[Extracted data entries]
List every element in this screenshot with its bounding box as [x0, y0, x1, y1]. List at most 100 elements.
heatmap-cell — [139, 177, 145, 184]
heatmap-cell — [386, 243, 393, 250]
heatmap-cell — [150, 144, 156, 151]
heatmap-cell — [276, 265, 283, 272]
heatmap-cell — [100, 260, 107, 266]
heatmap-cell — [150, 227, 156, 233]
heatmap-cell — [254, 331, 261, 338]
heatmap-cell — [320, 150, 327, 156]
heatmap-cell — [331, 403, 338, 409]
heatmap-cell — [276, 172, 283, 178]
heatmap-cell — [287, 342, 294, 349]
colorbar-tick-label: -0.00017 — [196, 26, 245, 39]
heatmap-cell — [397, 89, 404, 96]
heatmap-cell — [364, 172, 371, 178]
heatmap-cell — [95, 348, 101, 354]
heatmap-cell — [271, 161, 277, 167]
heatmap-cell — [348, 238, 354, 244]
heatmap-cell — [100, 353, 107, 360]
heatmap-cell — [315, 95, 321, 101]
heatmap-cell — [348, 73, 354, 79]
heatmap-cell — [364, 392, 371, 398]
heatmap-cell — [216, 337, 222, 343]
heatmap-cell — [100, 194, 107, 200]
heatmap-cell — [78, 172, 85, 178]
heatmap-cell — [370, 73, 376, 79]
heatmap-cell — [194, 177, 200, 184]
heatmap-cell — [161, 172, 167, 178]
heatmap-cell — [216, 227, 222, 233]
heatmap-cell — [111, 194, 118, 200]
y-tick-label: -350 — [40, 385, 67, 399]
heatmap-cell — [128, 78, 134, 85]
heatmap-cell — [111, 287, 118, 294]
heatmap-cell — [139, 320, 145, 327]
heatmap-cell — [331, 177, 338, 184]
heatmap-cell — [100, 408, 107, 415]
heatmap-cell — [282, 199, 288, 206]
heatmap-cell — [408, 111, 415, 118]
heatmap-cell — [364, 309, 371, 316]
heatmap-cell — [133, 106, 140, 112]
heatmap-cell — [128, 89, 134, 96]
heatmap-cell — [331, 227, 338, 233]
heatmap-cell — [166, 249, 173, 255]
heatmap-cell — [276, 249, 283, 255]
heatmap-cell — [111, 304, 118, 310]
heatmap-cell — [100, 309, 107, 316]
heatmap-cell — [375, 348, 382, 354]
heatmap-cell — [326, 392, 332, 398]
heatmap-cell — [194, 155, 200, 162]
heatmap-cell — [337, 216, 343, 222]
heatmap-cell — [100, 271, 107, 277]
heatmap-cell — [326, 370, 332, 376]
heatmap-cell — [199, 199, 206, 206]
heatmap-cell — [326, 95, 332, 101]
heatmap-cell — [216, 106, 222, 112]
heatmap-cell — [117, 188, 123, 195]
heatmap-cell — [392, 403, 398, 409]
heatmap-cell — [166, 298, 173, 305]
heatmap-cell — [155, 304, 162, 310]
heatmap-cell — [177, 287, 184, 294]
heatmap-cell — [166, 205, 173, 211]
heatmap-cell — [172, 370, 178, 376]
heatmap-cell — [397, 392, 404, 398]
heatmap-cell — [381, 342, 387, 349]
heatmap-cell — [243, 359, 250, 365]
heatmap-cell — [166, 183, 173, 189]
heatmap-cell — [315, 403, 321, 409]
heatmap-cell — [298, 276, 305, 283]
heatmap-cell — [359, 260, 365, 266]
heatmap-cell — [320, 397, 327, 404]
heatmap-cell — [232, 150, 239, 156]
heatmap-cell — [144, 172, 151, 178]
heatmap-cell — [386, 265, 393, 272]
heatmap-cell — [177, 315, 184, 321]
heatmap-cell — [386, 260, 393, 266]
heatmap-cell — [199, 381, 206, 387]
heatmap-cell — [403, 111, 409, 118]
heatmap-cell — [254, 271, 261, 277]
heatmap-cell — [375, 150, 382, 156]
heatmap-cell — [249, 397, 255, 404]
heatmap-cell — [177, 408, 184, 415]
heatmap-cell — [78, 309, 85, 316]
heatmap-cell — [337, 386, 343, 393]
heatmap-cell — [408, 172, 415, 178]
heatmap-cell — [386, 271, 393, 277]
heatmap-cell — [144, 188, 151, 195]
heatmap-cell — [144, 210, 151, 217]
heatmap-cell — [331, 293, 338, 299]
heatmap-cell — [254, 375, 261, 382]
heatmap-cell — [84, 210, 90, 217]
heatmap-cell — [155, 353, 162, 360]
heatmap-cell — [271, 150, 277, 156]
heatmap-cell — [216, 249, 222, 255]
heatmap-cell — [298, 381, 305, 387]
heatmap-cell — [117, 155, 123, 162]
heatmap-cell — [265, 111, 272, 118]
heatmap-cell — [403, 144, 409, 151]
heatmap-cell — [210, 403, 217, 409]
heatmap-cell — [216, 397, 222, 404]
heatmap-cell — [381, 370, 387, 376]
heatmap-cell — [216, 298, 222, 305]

#### [AIM OF THE EXERCISE]
Extract every line above that contains the string "label".

#### [ANSWER TO THIS TASK]
colorbar-tick-label: -0.00017 — [196, 26, 245, 39]
y-tick-label: -350 — [40, 385, 67, 399]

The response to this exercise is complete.